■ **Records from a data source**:
--

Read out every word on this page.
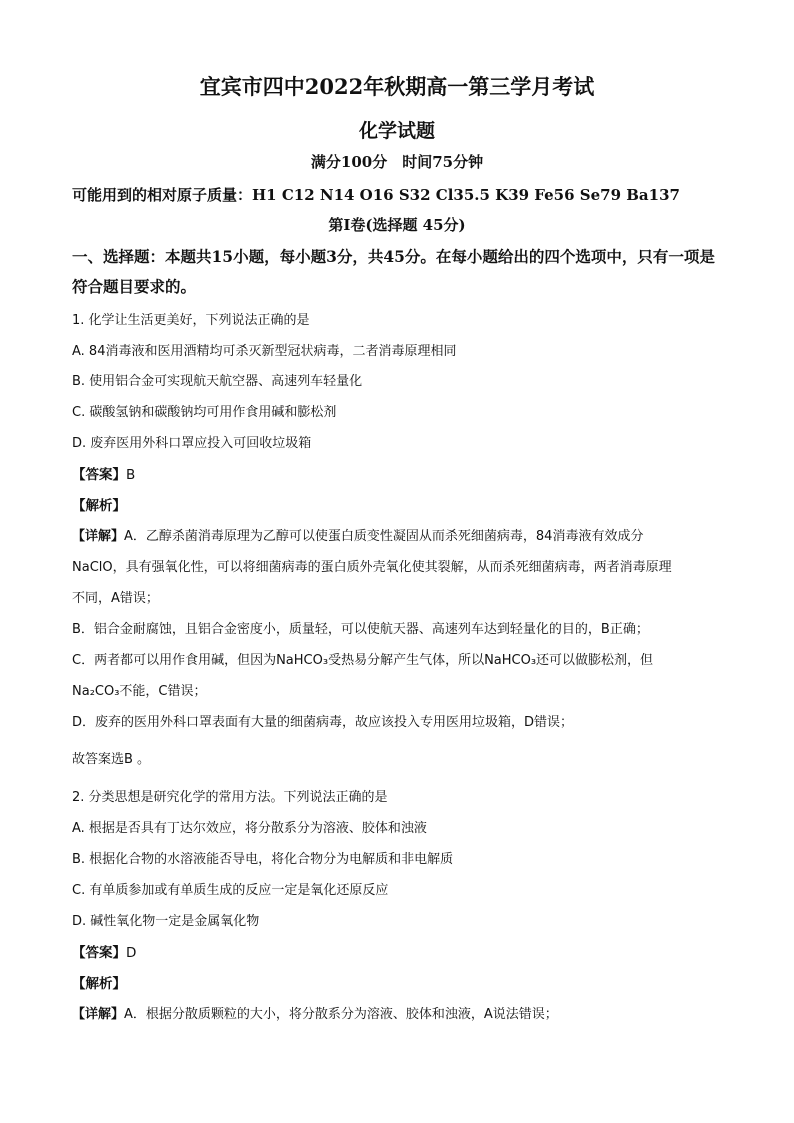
宜宾市四中2022年秋期高一第三学月考试
化学试题
满分100分　时间75分钟
可能用到的相对原子质量：H1 C12 N14 O16 S32 Cl35.5 K39 Fe56 Se79 Ba137
第I卷(选择题 45分)
一、选择题：本题共15小题，每小题3分，共45分。在每小题给出的四个选项中，只有一项是符合题目要求的。
1. 化学让生活更美好，下列说法正确的是
A. 84消毒液和医用酒精均可杀灭新型冠状病毒，二者消毒原理相同
B. 使用铝合金可实现航天航空器、高速列车轻量化
C. 碳酸氢钠和碳酸钠均可用作食用碱和膨松剂
D. 废弃医用外科口罩应投入可回收垃圾箱
【答案】B
【解析】
【详解】A．乙醇杀菌消毒原理为乙醇可以使蛋白质变性凝固从而杀死细菌病毒，84消毒液有效成分
NaClO，具有强氧化性，可以将细菌病毒的蛋白质外壳氧化使其裂解，从而杀死细菌病毒，两者消毒原理
不同，A错误；
B．铝合金耐腐蚀，且铝合金密度小，质量轻，可以使航天器、高速列车达到轻量化的目的，B正确；
C．两者都可以用作食用碱，但因为NaHCO₃受热易分解产生气体，所以NaHCO₃还可以做膨松剂，但
Na₂CO₃不能，C错误；
D．废弃的医用外科口罩表面有大量的细菌病毒，故应该投入专用医用垃圾箱，D错误；
故答案选B 。
2. 分类思想是研究化学的常用方法。下列说法正确的是
A. 根据是否具有丁达尔效应，将分散系分为溶液、胶体和浊液
B. 根据化合物的水溶液能否导电，将化合物分为电解质和非电解质
C. 有单质参加或有单质生成的反应一定是氧化还原反应
D. 碱性氧化物一定是金属氧化物
【答案】D
【解析】
【详解】A．根据分散质颗粒的大小，将分散系分为溶液、胶体和浊液，A说法错误；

--

■ **AIM**:
List the lines of the entries that include "胶体和浊液".

■ **WRITTEN ANSWER**:
A. 根据是否具有丁达尔效应，将分散系分为溶液、胶体和浊液
【详解】A．根据分散质颗粒的大小，将分散系分为溶液、胶体和浊液，A说法错误；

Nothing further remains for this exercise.